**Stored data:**
>>>
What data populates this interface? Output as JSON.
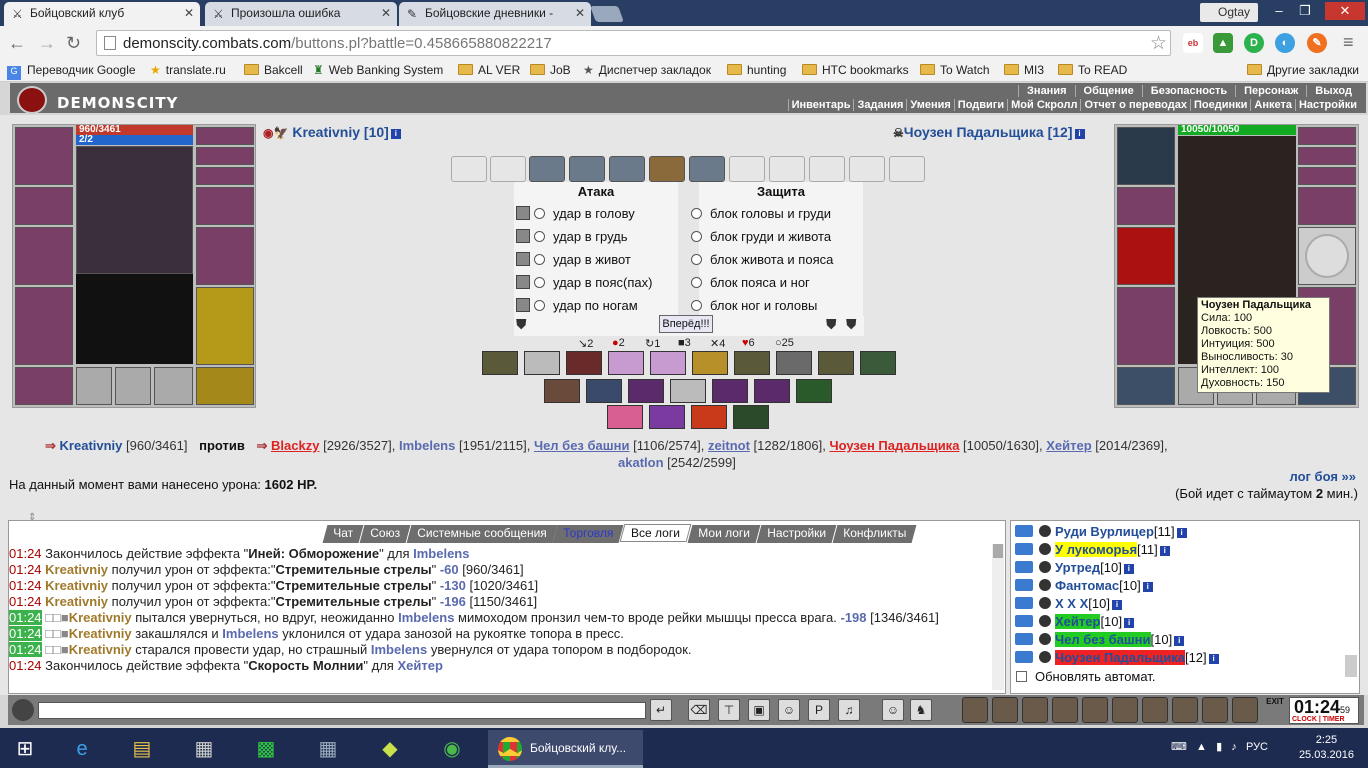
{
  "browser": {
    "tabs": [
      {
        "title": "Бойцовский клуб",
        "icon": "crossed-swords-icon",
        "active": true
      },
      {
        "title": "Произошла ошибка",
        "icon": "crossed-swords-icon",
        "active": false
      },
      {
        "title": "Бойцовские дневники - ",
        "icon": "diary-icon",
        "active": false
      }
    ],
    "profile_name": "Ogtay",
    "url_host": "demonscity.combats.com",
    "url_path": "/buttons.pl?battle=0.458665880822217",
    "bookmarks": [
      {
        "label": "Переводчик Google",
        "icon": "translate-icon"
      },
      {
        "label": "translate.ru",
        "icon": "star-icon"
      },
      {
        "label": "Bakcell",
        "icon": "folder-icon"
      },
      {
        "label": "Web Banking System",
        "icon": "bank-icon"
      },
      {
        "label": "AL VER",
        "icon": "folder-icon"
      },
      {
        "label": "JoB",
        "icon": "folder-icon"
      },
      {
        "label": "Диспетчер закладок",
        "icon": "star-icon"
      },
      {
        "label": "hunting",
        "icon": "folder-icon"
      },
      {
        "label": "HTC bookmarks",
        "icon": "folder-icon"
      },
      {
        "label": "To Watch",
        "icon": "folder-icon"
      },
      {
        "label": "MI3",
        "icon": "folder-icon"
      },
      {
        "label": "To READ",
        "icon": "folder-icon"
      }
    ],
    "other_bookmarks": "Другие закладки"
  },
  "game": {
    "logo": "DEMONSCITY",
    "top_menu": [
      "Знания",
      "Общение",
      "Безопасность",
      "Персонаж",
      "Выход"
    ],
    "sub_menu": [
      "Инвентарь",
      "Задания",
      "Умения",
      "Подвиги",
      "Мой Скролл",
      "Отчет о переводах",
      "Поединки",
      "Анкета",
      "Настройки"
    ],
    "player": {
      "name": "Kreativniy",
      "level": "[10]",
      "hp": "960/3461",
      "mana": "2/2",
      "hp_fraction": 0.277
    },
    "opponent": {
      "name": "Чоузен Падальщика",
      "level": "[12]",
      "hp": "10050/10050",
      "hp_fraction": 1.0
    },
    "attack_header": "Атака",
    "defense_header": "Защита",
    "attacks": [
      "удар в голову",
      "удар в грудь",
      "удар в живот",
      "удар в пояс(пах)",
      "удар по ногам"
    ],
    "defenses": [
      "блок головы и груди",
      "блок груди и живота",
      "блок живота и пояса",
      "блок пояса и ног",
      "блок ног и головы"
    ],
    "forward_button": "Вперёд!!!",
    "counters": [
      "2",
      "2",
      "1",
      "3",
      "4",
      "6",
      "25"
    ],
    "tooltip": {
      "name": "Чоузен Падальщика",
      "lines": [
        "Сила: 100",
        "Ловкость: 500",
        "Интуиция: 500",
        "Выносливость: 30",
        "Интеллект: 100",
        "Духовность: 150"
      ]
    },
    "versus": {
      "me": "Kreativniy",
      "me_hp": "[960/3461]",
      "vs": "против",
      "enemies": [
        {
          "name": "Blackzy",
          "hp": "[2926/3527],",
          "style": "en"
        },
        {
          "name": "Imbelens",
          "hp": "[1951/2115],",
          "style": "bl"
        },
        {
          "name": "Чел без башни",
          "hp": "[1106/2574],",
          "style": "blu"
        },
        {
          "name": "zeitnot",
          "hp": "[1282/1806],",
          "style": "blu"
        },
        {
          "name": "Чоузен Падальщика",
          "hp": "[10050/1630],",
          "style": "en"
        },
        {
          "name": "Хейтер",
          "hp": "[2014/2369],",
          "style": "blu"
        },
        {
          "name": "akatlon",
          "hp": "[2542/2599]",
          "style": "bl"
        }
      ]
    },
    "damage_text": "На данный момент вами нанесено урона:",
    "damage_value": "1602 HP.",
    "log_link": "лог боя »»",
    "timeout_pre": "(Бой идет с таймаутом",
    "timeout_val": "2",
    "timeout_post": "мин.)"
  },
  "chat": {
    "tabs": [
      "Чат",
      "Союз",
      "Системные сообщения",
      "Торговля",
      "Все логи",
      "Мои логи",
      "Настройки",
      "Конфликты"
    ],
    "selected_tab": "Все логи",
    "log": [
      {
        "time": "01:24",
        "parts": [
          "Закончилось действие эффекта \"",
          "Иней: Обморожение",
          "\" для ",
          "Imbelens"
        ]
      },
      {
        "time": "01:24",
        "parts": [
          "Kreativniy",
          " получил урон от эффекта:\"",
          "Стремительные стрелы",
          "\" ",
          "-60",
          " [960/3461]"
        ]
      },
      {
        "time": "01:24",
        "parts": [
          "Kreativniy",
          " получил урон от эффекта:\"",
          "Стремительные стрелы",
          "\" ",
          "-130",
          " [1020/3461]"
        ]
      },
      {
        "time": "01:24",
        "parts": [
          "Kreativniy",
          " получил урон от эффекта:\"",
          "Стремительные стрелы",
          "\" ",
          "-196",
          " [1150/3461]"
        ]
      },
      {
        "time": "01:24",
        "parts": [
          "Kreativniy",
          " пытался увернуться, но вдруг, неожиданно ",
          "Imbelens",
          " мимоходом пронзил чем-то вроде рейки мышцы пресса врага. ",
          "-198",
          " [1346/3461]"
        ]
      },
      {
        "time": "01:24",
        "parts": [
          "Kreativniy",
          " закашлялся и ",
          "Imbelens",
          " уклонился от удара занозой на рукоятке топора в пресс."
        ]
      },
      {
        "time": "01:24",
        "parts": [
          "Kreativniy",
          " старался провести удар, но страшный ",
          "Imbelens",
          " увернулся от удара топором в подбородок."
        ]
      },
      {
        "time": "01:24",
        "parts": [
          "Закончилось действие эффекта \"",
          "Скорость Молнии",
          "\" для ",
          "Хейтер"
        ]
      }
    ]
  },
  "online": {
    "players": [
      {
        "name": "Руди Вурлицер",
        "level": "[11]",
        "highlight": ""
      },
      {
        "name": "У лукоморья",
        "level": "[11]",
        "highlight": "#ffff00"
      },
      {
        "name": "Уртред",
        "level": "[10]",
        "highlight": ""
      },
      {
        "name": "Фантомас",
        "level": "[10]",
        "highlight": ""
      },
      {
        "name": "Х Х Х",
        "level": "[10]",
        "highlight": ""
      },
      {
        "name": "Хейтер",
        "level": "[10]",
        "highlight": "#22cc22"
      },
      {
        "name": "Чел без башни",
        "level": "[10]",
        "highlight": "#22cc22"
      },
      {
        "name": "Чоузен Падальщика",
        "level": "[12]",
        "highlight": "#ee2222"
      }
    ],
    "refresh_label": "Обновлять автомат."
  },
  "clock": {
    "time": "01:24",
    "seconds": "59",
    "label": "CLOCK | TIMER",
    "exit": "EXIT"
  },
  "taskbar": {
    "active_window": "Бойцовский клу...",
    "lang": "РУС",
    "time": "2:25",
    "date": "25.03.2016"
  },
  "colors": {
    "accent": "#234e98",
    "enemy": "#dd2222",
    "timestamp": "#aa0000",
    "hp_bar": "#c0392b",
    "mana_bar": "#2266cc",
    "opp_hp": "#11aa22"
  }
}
<<<
**Exercise:**
Transcribe the records above exactly, omitting every picture they contain.

**Reply to the task:**
What data populates this interface? Output as JSON.
{
  "browser": {
    "tabs": [
      {
        "title": "Бойцовский клуб",
        "icon": "crossed-swords-icon",
        "active": true
      },
      {
        "title": "Произошла ошибка",
        "icon": "crossed-swords-icon",
        "active": false
      },
      {
        "title": "Бойцовские дневники - ",
        "icon": "diary-icon",
        "active": false
      }
    ],
    "profile_name": "Ogtay",
    "url_host": "demonscity.combats.com",
    "url_path": "/buttons.pl?battle=0.458665880822217",
    "bookmarks": [
      {
        "label": "Переводчик Google",
        "icon": "translate-icon"
      },
      {
        "label": "translate.ru",
        "icon": "star-icon"
      },
      {
        "label": "Bakcell",
        "icon": "folder-icon"
      },
      {
        "label": "Web Banking System",
        "icon": "bank-icon"
      },
      {
        "label": "AL VER",
        "icon": "folder-icon"
      },
      {
        "label": "JoB",
        "icon": "folder-icon"
      },
      {
        "label": "Диспетчер закладок",
        "icon": "star-icon"
      },
      {
        "label": "hunting",
        "icon": "folder-icon"
      },
      {
        "label": "HTC bookmarks",
        "icon": "folder-icon"
      },
      {
        "label": "To Watch",
        "icon": "folder-icon"
      },
      {
        "label": "MI3",
        "icon": "folder-icon"
      },
      {
        "label": "To READ",
        "icon": "folder-icon"
      }
    ],
    "other_bookmarks": "Другие закладки"
  },
  "game": {
    "logo": "DEMONSCITY",
    "top_menu": [
      "Знания",
      "Общение",
      "Безопасность",
      "Персонаж",
      "Выход"
    ],
    "sub_menu": [
      "Инвентарь",
      "Задания",
      "Умения",
      "Подвиги",
      "Мой Скролл",
      "Отчет о переводах",
      "Поединки",
      "Анкета",
      "Настройки"
    ],
    "player": {
      "name": "Kreativniy",
      "level": "[10]",
      "hp": "960/3461",
      "mana": "2/2",
      "hp_fraction": 0.277
    },
    "opponent": {
      "name": "Чоузен Падальщика",
      "level": "[12]",
      "hp": "10050/10050",
      "hp_fraction": 1.0
    },
    "attack_header": "Атака",
    "defense_header": "Защита",
    "attacks": [
      "удар в голову",
      "удар в грудь",
      "удар в живот",
      "удар в пояс(пах)",
      "удар по ногам"
    ],
    "defenses": [
      "блок головы и груди",
      "блок груди и живота",
      "блок живота и пояса",
      "блок пояса и ног",
      "блок ног и головы"
    ],
    "forward_button": "Вперёд!!!",
    "counters": [
      "2",
      "2",
      "1",
      "3",
      "4",
      "6",
      "25"
    ],
    "tooltip": {
      "name": "Чоузен Падальщика",
      "lines": [
        "Сила: 100",
        "Ловкость: 500",
        "Интуиция: 500",
        "Выносливость: 30",
        "Интеллект: 100",
        "Духовность: 150"
      ]
    },
    "versus": {
      "me": "Kreativniy",
      "me_hp": "[960/3461]",
      "vs": "против",
      "enemies": [
        {
          "name": "Blackzy",
          "hp": "[2926/3527],",
          "style": "en"
        },
        {
          "name": "Imbelens",
          "hp": "[1951/2115],",
          "style": "bl"
        },
        {
          "name": "Чел без башни",
          "hp": "[1106/2574],",
          "style": "blu"
        },
        {
          "name": "zeitnot",
          "hp": "[1282/1806],",
          "style": "blu"
        },
        {
          "name": "Чоузен Падальщика",
          "hp": "[10050/1630],",
          "style": "en"
        },
        {
          "name": "Хейтер",
          "hp": "[2014/2369],",
          "style": "blu"
        },
        {
          "name": "akatlon",
          "hp": "[2542/2599]",
          "style": "bl"
        }
      ]
    },
    "damage_text": "На данный момент вами нанесено урона:",
    "damage_value": "1602 HP.",
    "log_link": "лог боя »»",
    "timeout_pre": "(Бой идет с таймаутом",
    "timeout_val": "2",
    "timeout_post": "мин.)"
  },
  "chat": {
    "tabs": [
      "Чат",
      "Союз",
      "Системные сообщения",
      "Торговля",
      "Все логи",
      "Мои логи",
      "Настройки",
      "Конфликты"
    ],
    "selected_tab": "Все логи",
    "log": [
      {
        "time": "01:24",
        "parts": [
          "Закончилось действие эффекта \"",
          "Иней: Обморожение",
          "\" для ",
          "Imbelens"
        ]
      },
      {
        "time": "01:24",
        "parts": [
          "Kreativniy",
          " получил урон от эффекта:\"",
          "Стремительные стрелы",
          "\" ",
          "-60",
          " [960/3461]"
        ]
      },
      {
        "time": "01:24",
        "parts": [
          "Kreativniy",
          " получил урон от эффекта:\"",
          "Стремительные стрелы",
          "\" ",
          "-130",
          " [1020/3461]"
        ]
      },
      {
        "time": "01:24",
        "parts": [
          "Kreativniy",
          " получил урон от эффекта:\"",
          "Стремительные стрелы",
          "\" ",
          "-196",
          " [1150/3461]"
        ]
      },
      {
        "time": "01:24",
        "parts": [
          "Kreativniy",
          " пытался увернуться, но вдруг, неожиданно ",
          "Imbelens",
          " мимоходом пронзил чем-то вроде рейки мышцы пресса врага. ",
          "-198",
          " [1346/3461]"
        ]
      },
      {
        "time": "01:24",
        "parts": [
          "Kreativniy",
          " закашлялся и ",
          "Imbelens",
          " уклонился от удара занозой на рукоятке топора в пресс."
        ]
      },
      {
        "time": "01:24",
        "parts": [
          "Kreativniy",
          " старался провести удар, но страшный ",
          "Imbelens",
          " увернулся от удара топором в подбородок."
        ]
      },
      {
        "time": "01:24",
        "parts": [
          "Закончилось действие эффекта \"",
          "Скорость Молнии",
          "\" для ",
          "Хейтер"
        ]
      }
    ]
  },
  "online": {
    "players": [
      {
        "name": "Руди Вурлицер",
        "level": "[11]",
        "highlight": ""
      },
      {
        "name": "У лукоморья",
        "level": "[11]",
        "highlight": "#ffff00"
      },
      {
        "name": "Уртред",
        "level": "[10]",
        "highlight": ""
      },
      {
        "name": "Фантомас",
        "level": "[10]",
        "highlight": ""
      },
      {
        "name": "Х Х Х",
        "level": "[10]",
        "highlight": ""
      },
      {
        "name": "Хейтер",
        "level": "[10]",
        "highlight": "#22cc22"
      },
      {
        "name": "Чел без башни",
        "level": "[10]",
        "highlight": "#22cc22"
      },
      {
        "name": "Чоузен Падальщика",
        "level": "[12]",
        "highlight": "#ee2222"
      }
    ],
    "refresh_label": "Обновлять автомат."
  },
  "clock": {
    "time": "01:24",
    "seconds": "59",
    "label": "CLOCK | TIMER",
    "exit": "EXIT"
  },
  "taskbar": {
    "active_window": "Бойцовский клу...",
    "lang": "РУС",
    "time": "2:25",
    "date": "25.03.2016"
  },
  "colors": {
    "accent": "#234e98",
    "enemy": "#dd2222",
    "timestamp": "#aa0000",
    "hp_bar": "#c0392b",
    "mana_bar": "#2266cc",
    "opp_hp": "#11aa22"
  }
}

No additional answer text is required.